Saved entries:
####################
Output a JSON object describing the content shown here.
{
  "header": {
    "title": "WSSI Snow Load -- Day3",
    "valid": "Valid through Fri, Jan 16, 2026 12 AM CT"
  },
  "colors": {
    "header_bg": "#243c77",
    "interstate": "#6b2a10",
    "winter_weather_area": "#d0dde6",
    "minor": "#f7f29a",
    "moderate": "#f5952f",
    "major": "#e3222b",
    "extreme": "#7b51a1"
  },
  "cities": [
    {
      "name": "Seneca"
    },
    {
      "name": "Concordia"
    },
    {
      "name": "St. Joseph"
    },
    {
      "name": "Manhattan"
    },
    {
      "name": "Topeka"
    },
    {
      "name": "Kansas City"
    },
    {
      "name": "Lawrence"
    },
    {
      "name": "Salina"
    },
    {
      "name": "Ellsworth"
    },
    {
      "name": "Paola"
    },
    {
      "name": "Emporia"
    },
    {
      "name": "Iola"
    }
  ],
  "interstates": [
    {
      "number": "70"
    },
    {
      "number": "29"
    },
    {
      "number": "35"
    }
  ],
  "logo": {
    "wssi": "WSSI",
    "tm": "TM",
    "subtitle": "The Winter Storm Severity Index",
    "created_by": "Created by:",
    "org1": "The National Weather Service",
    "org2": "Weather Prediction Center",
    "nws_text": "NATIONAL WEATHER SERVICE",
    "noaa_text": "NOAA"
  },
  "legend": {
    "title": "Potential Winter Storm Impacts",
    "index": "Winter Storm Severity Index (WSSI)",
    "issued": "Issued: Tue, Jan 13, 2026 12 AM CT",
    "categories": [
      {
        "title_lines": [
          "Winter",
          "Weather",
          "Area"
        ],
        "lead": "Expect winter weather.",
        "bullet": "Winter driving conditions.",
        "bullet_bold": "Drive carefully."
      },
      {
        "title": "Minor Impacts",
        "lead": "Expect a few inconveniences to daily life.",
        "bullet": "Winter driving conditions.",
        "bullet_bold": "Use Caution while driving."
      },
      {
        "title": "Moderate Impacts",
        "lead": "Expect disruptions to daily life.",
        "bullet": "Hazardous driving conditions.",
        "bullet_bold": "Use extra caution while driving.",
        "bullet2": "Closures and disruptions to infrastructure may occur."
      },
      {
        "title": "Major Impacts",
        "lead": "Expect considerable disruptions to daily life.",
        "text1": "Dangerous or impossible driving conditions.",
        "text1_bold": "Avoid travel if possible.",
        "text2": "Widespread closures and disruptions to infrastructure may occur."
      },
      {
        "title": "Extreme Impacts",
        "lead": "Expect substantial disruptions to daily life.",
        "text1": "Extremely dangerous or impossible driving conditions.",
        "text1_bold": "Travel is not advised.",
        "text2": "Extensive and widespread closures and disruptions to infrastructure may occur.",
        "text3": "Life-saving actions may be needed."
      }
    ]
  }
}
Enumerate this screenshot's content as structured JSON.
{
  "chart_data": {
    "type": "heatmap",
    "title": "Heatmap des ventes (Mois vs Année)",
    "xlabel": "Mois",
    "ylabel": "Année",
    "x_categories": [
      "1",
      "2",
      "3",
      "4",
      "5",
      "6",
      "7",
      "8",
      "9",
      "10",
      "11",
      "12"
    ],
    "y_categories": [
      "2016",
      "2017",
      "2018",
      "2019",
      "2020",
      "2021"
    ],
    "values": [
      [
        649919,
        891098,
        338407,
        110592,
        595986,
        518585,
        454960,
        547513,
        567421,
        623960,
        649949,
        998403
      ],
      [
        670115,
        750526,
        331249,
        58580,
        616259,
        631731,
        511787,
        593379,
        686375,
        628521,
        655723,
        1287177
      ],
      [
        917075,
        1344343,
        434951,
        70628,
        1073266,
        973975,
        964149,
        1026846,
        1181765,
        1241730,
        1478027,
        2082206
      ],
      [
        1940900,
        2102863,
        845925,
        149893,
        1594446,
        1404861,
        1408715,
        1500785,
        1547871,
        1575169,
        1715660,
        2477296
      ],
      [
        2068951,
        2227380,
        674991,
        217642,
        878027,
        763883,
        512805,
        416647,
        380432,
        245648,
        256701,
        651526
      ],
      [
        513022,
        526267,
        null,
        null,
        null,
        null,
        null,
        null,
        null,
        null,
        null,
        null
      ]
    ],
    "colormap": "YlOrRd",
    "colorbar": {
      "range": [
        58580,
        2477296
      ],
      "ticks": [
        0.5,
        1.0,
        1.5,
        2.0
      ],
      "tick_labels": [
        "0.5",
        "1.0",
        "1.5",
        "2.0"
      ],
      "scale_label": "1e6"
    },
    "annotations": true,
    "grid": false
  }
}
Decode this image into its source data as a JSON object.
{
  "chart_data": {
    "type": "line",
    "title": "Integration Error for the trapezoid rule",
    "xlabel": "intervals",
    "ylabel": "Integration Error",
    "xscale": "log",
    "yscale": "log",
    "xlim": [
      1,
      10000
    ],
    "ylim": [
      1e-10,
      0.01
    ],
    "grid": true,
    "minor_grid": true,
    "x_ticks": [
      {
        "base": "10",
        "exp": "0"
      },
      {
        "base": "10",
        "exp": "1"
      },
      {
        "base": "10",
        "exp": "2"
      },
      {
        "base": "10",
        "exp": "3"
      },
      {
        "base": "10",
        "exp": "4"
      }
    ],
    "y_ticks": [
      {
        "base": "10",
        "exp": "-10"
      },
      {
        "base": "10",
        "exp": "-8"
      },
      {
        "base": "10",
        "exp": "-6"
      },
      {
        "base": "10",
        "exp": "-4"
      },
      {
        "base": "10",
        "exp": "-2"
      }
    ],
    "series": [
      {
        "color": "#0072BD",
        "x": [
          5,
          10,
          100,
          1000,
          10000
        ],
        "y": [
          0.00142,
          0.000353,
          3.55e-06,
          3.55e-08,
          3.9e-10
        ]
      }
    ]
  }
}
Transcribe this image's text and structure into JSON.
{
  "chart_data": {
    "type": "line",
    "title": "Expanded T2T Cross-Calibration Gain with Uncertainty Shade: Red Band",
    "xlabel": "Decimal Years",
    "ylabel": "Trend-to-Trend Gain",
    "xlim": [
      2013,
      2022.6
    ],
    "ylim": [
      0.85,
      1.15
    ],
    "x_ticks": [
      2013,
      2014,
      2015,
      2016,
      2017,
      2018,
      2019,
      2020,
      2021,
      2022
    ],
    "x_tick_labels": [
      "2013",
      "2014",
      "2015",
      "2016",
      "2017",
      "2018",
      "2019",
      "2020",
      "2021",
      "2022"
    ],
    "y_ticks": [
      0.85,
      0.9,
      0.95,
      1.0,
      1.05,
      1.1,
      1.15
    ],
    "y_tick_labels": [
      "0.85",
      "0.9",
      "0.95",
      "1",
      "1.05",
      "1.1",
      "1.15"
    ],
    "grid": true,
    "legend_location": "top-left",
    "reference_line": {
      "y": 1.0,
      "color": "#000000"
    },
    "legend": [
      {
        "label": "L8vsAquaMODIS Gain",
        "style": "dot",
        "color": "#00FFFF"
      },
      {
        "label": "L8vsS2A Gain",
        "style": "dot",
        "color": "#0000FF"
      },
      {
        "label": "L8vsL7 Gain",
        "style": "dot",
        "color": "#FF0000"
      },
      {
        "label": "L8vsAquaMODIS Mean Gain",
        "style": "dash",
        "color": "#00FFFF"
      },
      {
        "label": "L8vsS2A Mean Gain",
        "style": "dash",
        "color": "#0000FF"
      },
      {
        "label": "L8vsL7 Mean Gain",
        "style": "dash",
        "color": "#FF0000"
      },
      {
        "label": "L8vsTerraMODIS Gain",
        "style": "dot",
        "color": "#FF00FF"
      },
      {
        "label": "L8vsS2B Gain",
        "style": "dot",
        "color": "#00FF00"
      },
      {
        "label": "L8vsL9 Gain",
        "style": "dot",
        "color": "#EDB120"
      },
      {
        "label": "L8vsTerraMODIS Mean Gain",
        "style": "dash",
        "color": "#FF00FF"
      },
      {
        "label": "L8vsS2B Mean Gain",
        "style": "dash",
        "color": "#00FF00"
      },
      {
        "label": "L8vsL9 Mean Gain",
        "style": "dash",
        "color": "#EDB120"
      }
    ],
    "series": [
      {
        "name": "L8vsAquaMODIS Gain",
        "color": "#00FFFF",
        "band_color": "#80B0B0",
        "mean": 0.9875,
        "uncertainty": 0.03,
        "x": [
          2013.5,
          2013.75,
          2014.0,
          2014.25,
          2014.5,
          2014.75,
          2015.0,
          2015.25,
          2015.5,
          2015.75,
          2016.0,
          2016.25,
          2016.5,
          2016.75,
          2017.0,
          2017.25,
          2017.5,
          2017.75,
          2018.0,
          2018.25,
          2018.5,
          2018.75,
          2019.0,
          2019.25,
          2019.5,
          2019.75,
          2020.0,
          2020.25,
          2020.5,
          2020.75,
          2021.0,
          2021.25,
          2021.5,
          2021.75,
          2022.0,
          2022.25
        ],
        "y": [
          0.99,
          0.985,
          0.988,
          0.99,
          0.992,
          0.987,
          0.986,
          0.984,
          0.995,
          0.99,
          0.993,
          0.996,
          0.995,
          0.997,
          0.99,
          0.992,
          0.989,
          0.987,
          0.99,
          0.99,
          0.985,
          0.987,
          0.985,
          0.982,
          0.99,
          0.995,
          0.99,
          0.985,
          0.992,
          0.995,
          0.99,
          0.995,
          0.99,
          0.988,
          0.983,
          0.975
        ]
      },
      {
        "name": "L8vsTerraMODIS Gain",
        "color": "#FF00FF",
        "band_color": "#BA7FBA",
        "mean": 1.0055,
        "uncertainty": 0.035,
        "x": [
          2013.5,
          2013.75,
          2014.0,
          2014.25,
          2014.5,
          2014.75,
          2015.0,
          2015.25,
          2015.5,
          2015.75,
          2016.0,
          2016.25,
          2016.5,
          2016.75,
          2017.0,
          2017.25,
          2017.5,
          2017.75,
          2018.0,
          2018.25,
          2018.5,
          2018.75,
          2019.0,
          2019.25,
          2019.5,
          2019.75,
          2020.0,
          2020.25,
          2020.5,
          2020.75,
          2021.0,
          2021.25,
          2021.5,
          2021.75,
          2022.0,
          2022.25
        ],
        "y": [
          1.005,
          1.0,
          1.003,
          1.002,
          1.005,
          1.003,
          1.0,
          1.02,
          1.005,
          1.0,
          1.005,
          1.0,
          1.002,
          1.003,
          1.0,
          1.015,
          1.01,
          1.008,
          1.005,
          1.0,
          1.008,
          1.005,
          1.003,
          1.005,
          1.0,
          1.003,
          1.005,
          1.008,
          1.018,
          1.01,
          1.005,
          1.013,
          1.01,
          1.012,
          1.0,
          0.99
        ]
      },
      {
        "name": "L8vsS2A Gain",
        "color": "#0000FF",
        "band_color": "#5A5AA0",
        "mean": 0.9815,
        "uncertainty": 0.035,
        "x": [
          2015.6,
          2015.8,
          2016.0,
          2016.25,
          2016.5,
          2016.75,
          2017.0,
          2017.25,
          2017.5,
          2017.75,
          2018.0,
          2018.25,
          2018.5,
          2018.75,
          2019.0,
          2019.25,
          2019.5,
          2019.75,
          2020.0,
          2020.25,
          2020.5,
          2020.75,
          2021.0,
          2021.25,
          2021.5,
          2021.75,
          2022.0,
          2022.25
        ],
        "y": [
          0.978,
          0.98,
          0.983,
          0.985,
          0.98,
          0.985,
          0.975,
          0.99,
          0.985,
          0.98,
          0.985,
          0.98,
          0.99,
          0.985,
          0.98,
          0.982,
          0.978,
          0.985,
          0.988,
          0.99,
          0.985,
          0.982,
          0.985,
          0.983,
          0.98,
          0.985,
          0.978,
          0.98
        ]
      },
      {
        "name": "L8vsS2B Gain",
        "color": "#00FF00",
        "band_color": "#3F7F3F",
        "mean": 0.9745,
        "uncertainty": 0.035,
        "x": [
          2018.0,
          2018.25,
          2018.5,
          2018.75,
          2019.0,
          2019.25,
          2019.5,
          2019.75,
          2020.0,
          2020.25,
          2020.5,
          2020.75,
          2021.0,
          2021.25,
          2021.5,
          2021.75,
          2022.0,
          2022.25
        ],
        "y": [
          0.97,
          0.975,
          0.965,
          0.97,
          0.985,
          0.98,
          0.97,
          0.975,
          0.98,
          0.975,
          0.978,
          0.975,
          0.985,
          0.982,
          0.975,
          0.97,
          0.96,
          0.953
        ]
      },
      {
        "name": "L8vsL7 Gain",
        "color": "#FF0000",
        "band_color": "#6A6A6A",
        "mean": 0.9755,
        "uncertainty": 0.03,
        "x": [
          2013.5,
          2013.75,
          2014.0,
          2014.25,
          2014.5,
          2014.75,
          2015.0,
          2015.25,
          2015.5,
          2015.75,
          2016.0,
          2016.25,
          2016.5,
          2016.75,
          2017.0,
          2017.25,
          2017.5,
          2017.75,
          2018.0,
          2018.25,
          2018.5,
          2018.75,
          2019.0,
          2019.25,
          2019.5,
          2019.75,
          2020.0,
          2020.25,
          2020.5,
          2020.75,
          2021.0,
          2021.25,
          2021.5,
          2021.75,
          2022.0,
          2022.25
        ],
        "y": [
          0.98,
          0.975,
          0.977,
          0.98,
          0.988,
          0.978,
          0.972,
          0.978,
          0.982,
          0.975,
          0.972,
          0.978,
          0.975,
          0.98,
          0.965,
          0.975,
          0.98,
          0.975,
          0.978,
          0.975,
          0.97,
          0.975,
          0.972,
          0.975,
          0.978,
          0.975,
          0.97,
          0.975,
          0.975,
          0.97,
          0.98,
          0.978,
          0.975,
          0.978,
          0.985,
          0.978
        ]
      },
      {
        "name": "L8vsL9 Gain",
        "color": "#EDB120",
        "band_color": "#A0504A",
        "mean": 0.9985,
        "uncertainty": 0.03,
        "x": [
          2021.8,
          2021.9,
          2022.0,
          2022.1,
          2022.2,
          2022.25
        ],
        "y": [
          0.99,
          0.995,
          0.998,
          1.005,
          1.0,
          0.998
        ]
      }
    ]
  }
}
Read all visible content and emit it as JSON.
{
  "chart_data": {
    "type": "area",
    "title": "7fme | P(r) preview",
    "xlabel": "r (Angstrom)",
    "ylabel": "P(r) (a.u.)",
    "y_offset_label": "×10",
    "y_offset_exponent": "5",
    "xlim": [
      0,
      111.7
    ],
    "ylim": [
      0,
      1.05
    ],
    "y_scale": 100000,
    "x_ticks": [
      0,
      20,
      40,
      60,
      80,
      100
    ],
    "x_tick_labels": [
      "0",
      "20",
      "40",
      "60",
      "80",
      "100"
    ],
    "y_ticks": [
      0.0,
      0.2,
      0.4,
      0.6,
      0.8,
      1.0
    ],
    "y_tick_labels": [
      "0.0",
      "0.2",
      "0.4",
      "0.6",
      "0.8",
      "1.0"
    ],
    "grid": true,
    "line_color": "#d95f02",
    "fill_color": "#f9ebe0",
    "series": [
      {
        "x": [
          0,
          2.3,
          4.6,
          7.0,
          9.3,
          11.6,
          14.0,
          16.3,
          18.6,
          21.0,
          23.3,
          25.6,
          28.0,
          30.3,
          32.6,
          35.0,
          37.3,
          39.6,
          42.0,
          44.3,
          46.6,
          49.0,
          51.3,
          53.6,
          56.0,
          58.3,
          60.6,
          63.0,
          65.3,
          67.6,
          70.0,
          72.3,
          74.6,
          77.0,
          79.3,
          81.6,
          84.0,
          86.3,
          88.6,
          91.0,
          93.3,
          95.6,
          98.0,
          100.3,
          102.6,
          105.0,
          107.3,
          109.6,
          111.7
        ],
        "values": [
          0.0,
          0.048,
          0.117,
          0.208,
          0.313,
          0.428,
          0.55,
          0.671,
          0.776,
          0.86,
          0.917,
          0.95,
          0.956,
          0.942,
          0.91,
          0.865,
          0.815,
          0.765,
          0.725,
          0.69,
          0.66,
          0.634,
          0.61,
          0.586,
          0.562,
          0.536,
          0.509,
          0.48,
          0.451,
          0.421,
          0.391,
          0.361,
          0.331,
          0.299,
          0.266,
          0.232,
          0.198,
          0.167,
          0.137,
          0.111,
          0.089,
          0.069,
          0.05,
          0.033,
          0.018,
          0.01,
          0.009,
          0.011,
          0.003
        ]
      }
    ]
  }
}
####################
Work instructions:
Scan the records for the string "infrastructure". Copy each line in which it appears.

Final result:
        "bullet2": "Closures and disruptions to infrastructure may occur."
        "text2": "Widespread closures and disruptions to infrastructure may occur."
        "text2": "Extensive and widespread closures and disruptions to infrastructure may occur.",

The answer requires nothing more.